YOUR OBJECTIVE.
Below is the data. Give it again, complete and exact.
______________________________
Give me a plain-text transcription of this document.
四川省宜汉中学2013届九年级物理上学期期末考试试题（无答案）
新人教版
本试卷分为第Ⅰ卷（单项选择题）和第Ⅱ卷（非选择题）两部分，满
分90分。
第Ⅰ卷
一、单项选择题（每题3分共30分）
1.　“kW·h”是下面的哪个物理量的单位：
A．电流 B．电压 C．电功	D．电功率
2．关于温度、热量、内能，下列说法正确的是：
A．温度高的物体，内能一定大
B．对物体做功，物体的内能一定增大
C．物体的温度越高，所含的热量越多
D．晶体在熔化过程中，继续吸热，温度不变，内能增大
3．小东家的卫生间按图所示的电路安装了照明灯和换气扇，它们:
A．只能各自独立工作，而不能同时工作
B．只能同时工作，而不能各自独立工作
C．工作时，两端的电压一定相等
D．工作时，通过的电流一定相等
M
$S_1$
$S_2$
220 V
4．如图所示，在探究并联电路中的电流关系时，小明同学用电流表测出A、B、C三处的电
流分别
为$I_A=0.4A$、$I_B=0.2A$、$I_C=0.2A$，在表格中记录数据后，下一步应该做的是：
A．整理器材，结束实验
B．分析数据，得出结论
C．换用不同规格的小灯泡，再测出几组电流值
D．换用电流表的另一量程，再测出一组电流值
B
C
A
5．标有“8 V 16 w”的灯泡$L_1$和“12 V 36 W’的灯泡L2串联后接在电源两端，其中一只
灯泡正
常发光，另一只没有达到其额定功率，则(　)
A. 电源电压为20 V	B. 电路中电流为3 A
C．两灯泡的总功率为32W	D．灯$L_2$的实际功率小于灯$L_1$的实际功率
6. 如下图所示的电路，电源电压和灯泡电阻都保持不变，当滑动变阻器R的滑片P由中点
______________________________
CORRECT RESULT.
Give me a plain-text transcription of this document.
四川省宜汉中学2013届九年级物理上学期期末考试试题（无答案）
新人教版
本试卷分为第Ⅰ卷（单项选择题）和第Ⅱ卷（非选择题）两部分，满
分90分。
第Ⅰ卷
一、单项选择题（每题3分共30分）
1.　“kW·h”是下面的哪个物理量的单位：
A．电流 B．电压 C．电功	D．电功率
2．关于温度、热量、内能，下列说法正确的是：
A．温度高的物体，内能一定大
B．对物体做功，物体的内能一定增大
C．物体的温度越高，所含的热量越多
D．晶体在熔化过程中，继续吸热，温度不变，内能增大
3．小东家的卫生间按图所示的电路安装了照明灯和换气扇，它们:
A．只能各自独立工作，而不能同时工作
B．只能同时工作，而不能各自独立工作
C．工作时，两端的电压一定相等
D．工作时，通过的电流一定相等
M
$S_1$
$S_2$
220 V
4．如图所示，在探究并联电路中的电流关系时，小明同学用电流表测出A、B、C三处的电
流分别
为$I_A=0.4A$、$I_B=0.2A$、$I_C=0.2A$，在表格中记录数据后，下一步应该做的是：
A．整理器材，结束实验
B．分析数据，得出结论
C．换用不同规格的小灯泡，再测出几组电流值
D．换用电流表的另一量程，再测出一组电流值
B
C
A
5．标有“8 V 16 w”的灯泡$L_1$和“12 V 36 W’的灯泡L2串联后接在电源两端，其中一只
灯泡正
常发光，另一只没有达到其额定功率，则(　)
A. 电源电压为20 V	B. 电路中电流为3 A
C．两灯泡的总功率为32W	D．灯$L_2$的实际功率小于灯$L_1$的实际功率
6. 如下图所示的电路，电源电压和灯泡电阻都保持不变，当滑动变阻器R的滑片P由中点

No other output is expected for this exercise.